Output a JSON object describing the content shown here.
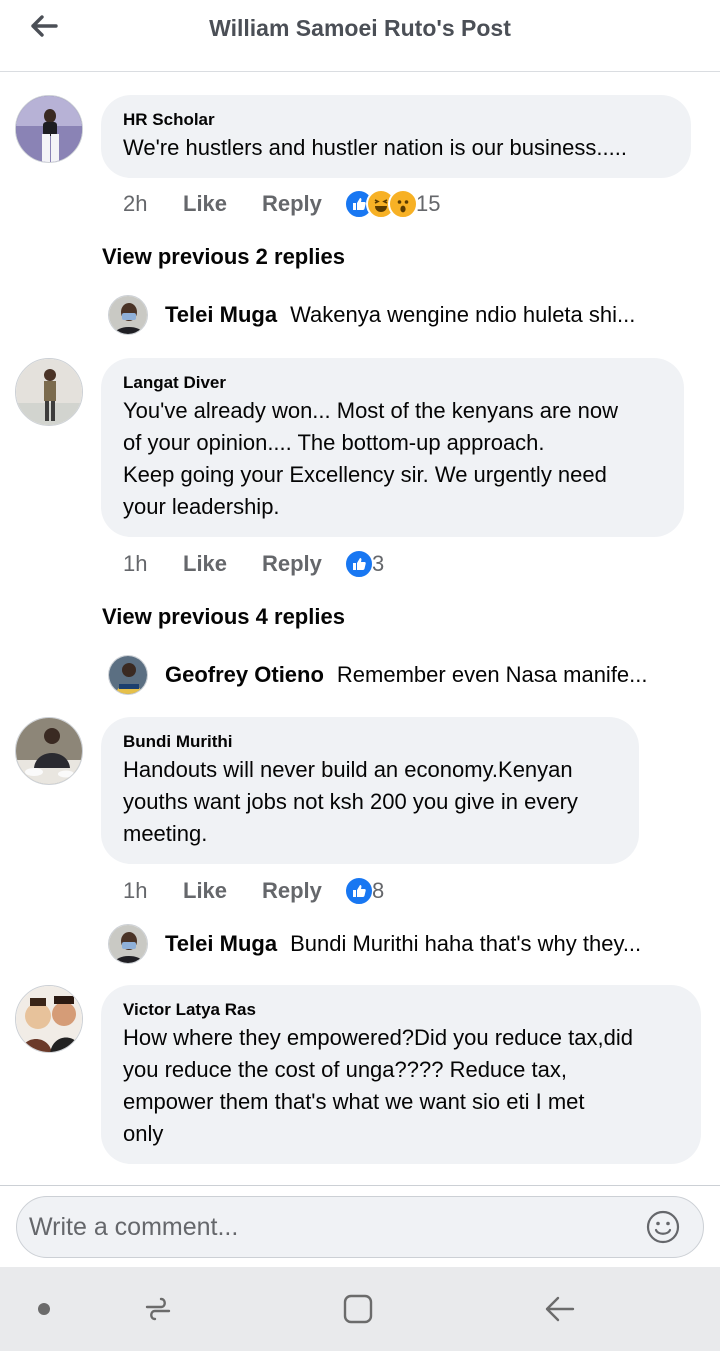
{
  "header": {
    "title": "William Samoei Ruto's Post",
    "back_icon": "back-arrow-icon"
  },
  "comments": [
    {
      "author": "HR Scholar",
      "text": "We're hustlers and hustler nation is our business.....",
      "time": "2h",
      "like_label": "Like",
      "reply_label": "Reply",
      "reactions": [
        "like",
        "haha",
        "wow"
      ],
      "reaction_count": "15",
      "view_previous": "View previous 2 replies",
      "reply": {
        "author": "Telei Muga",
        "text": "Wakenya wengine ndio huleta shi..."
      }
    },
    {
      "author": "Langat Diver",
      "text_lines": [
        "You've already won... Most of the kenyans are now",
        "of your opinion.... The bottom-up approach.",
        "Keep going your Excellency sir. We urgently need",
        "your leadership."
      ],
      "time": "1h",
      "like_label": "Like",
      "reply_label": "Reply",
      "reactions": [
        "like"
      ],
      "reaction_count": "3",
      "view_previous": "View previous 4 replies",
      "reply": {
        "author": "Geofrey Otieno",
        "text": "Remember even Nasa manife..."
      }
    },
    {
      "author": "Bundi Murithi",
      "text_lines": [
        "Handouts will never build an economy.Kenyan",
        "youths want jobs not ksh 200 you give in every",
        "meeting."
      ],
      "time": "1h",
      "like_label": "Like",
      "reply_label": "Reply",
      "reactions": [
        "like"
      ],
      "reaction_count": "8",
      "reply": {
        "author": "Telei Muga",
        "text": "Bundi Murithi haha that's why they..."
      }
    },
    {
      "author": "Victor Latya Ras",
      "text_lines": [
        "How where they empowered?Did you reduce tax,did",
        "you reduce the cost of unga???? Reduce tax,",
        "empower them that's what we want sio eti I met",
        "only"
      ]
    }
  ],
  "composer": {
    "placeholder": "Write a comment...",
    "emoji_icon": "smiley-icon"
  },
  "colors": {
    "bubble": "#f0f2f5",
    "like_blue": "#1877f2",
    "secondary_text": "#65676b",
    "reaction_yellow": "#f7b125"
  }
}
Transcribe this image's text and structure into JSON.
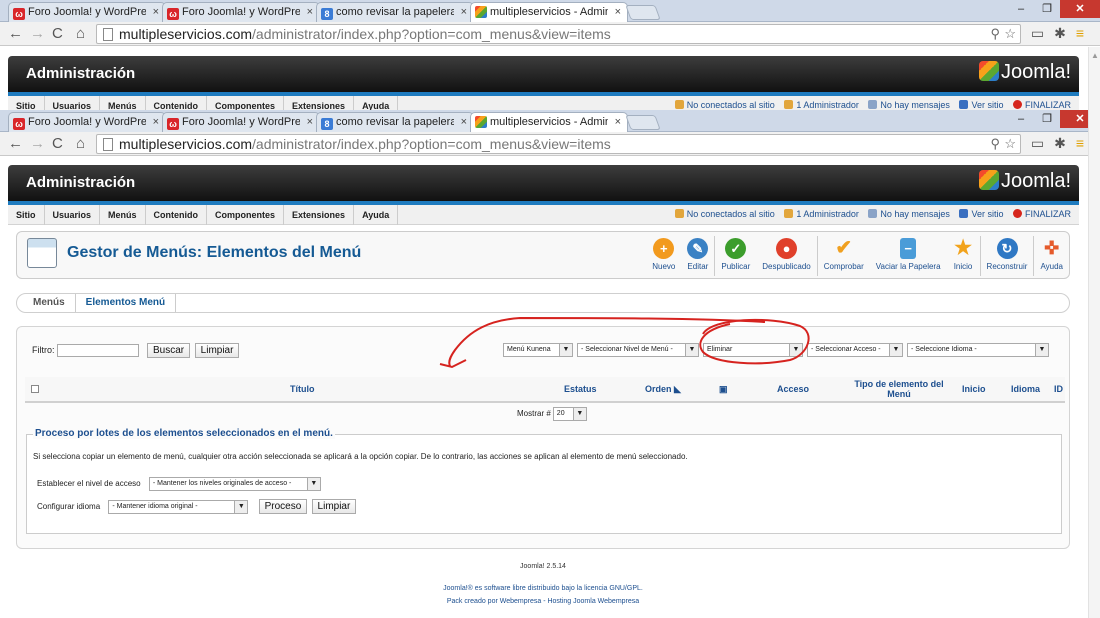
{
  "browser": {
    "tabs": [
      {
        "label": "Foro Joomla! y WordPress",
        "icon": "w"
      },
      {
        "label": "Foro Joomla! y WordPress",
        "icon": "w"
      },
      {
        "label": "como revisar la papelera d",
        "icon": "g"
      },
      {
        "label": "multipleservicios - Admin",
        "icon": "j"
      }
    ],
    "tab_close": "×",
    "url_host": "multipleservicios.com",
    "url_path": "/administrator/index.php?option=com_menus&view=items",
    "win_min": "–",
    "win_max": "❐",
    "win_close": "✕"
  },
  "admin": {
    "title": "Administración",
    "logo_text": "Joomla!",
    "menu": [
      "Sitio",
      "Usuarios",
      "Menús",
      "Contenido",
      "Componentes",
      "Extensiones",
      "Ayuda"
    ],
    "status": {
      "offline": "No conectados al sitio",
      "admins": "1 Administrador",
      "messages": "No hay mensajes",
      "view_site": "Ver sitio",
      "logout": "FINALIZAR"
    }
  },
  "toolbar": {
    "page_title": "Gestor de Menús: Elementos del Menú",
    "buttons": {
      "new": "Nuevo",
      "edit": "Editar",
      "publish": "Publicar",
      "unpublish": "Despublicado",
      "check": "Comprobar",
      "empty_trash": "Vaciar la Papelera",
      "home": "Inicio",
      "rebuild": "Reconstruir",
      "help": "Ayuda"
    }
  },
  "submenu": {
    "menus": "Menús",
    "items": "Elementos Menú"
  },
  "filters": {
    "filter_label": "Filtro:",
    "search_btn": "Buscar",
    "clear_btn": "Limpiar",
    "menu_select": "Menú Kunena",
    "level_select": "- Seleccionar Nivel de Menú -",
    "state_select": "Eliminar",
    "access_select": "- Seleccionar Acceso -",
    "language_select": "- Seleccione Idioma -"
  },
  "table": {
    "title": "Título",
    "status": "Estatus",
    "order": "Orden",
    "access": "Acceso",
    "type": "Tipo de elemento del Menú",
    "home": "Inicio",
    "language": "Idioma",
    "id": "ID"
  },
  "pagination": {
    "label": "Mostrar #",
    "value": "20"
  },
  "batch": {
    "legend": "Proceso por lotes de los elementos seleccionados en el menú.",
    "info": "Si selecciona copiar un elemento de menú, cualquier otra acción seleccionada se aplicará a la opción copiar. De lo contrario, las acciones se aplican al elemento de menú seleccionado.",
    "access_label": "Establecer el nivel de acceso",
    "access_value": "- Mantener los niveles originales de acceso -",
    "language_label": "Configurar idioma",
    "language_value": "- Mantener idioma original -",
    "process_btn": "Proceso",
    "clear_btn": "Limpiar"
  },
  "footer": {
    "version": "Joomla! 2.5.14",
    "license": "Joomla!® es software libre distribuido bajo la licencia GNU/GPL.",
    "credit": "Pack creado por Webempresa - Hosting Joomla Webempresa"
  },
  "colors": {
    "accent": "#1d4f8f",
    "annotation": "#d6231f",
    "admin_bar": "#1a1a1a",
    "stripe": "#1e7bbf"
  }
}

━━━━━━━━━━━━━━━━━━━━

Transcribe the entries above verbatim, omitting their pictures.

FINAL RESULT
Output a JSON object describing the content shown here.
{
  "header": {
    "title": "William Samoei Ruto's Post",
    "back_icon": "back-arrow-icon"
  },
  "comments": [
    {
      "author": "HR Scholar",
      "text": "We're hustlers and hustler nation is our business.....",
      "time": "2h",
      "like_label": "Like",
      "reply_label": "Reply",
      "reactions": [
        "like",
        "haha",
        "wow"
      ],
      "reaction_count": "15",
      "view_previous": "View previous 2 replies",
      "reply": {
        "author": "Telei Muga",
        "text": "Wakenya wengine ndio huleta shi..."
      }
    },
    {
      "author": "Langat Diver",
      "text_lines": [
        "You've already won... Most of the kenyans are now",
        "of your opinion.... The bottom-up approach.",
        "Keep going your Excellency sir. We urgently need",
        "your leadership."
      ],
      "time": "1h",
      "like_label": "Like",
      "reply_label": "Reply",
      "reactions": [
        "like"
      ],
      "reaction_count": "3",
      "view_previous": "View previous 4 replies",
      "reply": {
        "author": "Geofrey Otieno",
        "text": "Remember even Nasa manife..."
      }
    },
    {
      "author": "Bundi Murithi",
      "text_lines": [
        "Handouts will never build an economy.Kenyan",
        "youths want jobs not ksh 200 you give in every",
        "meeting."
      ],
      "time": "1h",
      "like_label": "Like",
      "reply_label": "Reply",
      "reactions": [
        "like"
      ],
      "reaction_count": "8",
      "reply": {
        "author": "Telei Muga",
        "text": "Bundi Murithi haha that's why they..."
      }
    },
    {
      "author": "Victor Latya Ras",
      "text_lines": [
        "How where they empowered?Did you reduce tax,did",
        "you reduce the cost of unga???? Reduce tax,",
        "empower them that's what we want sio eti I met",
        "only"
      ]
    }
  ],
  "composer": {
    "placeholder": "Write a comment...",
    "emoji_icon": "smiley-icon"
  },
  "colors": {
    "bubble": "#f0f2f5",
    "like_blue": "#1877f2",
    "secondary_text": "#65676b",
    "reaction_yellow": "#f7b125"
  }
}
Transcribe this image's text and structure into JSON.
{
  "browser": {
    "tabs": [
      {
        "label": "Foro Joomla! y WordPress",
        "icon": "w"
      },
      {
        "label": "Foro Joomla! y WordPress",
        "icon": "w"
      },
      {
        "label": "como revisar la papelera d",
        "icon": "g"
      },
      {
        "label": "multipleservicios - Admin",
        "icon": "j"
      }
    ],
    "tab_close": "×",
    "url_host": "multipleservicios.com",
    "url_path": "/administrator/index.php?option=com_menus&view=items",
    "win_min": "–",
    "win_max": "❐",
    "win_close": "✕"
  },
  "admin": {
    "title": "Administración",
    "logo_text": "Joomla!",
    "menu": [
      "Sitio",
      "Usuarios",
      "Menús",
      "Contenido",
      "Componentes",
      "Extensiones",
      "Ayuda"
    ],
    "status": {
      "offline": "No conectados al sitio",
      "admins": "1 Administrador",
      "messages": "No hay mensajes",
      "view_site": "Ver sitio",
      "logout": "FINALIZAR"
    }
  },
  "toolbar": {
    "page_title": "Gestor de Menús: Elementos del Menú",
    "buttons": {
      "new": "Nuevo",
      "edit": "Editar",
      "publish": "Publicar",
      "unpublish": "Despublicado",
      "check": "Comprobar",
      "empty_trash": "Vaciar la Papelera",
      "home": "Inicio",
      "rebuild": "Reconstruir",
      "help": "Ayuda"
    }
  },
  "submenu": {
    "menus": "Menús",
    "items": "Elementos Menú"
  },
  "filters": {
    "filter_label": "Filtro:",
    "search_btn": "Buscar",
    "clear_btn": "Limpiar",
    "menu_select": "Menú Kunena",
    "level_select": "- Seleccionar Nivel de Menú -",
    "state_select": "Eliminar",
    "access_select": "- Seleccionar Acceso -",
    "language_select": "- Seleccione Idioma -"
  },
  "table": {
    "title": "Título",
    "status": "Estatus",
    "order": "Orden",
    "access": "Acceso",
    "type": "Tipo de elemento del Menú",
    "home": "Inicio",
    "language": "Idioma",
    "id": "ID"
  },
  "pagination": {
    "label": "Mostrar #",
    "value": "20"
  },
  "batch": {
    "legend": "Proceso por lotes de los elementos seleccionados en el menú.",
    "info": "Si selecciona copiar un elemento de menú, cualquier otra acción seleccionada se aplicará a la opción copiar. De lo contrario, las acciones se aplican al elemento de menú seleccionado.",
    "access_label": "Establecer el nivel de acceso",
    "access_value": "- Mantener los niveles originales de acceso -",
    "language_label": "Configurar idioma",
    "language_value": "- Mantener idioma original -",
    "process_btn": "Proceso",
    "clear_btn": "Limpiar"
  },
  "footer": {
    "version": "Joomla! 2.5.14",
    "license": "Joomla!® es software libre distribuido bajo la licencia GNU/GPL.",
    "credit": "Pack creado por Webempresa - Hosting Joomla Webempresa"
  },
  "colors": {
    "accent": "#1d4f8f",
    "annotation": "#d6231f",
    "admin_bar": "#1a1a1a",
    "stripe": "#1e7bbf"
  }
}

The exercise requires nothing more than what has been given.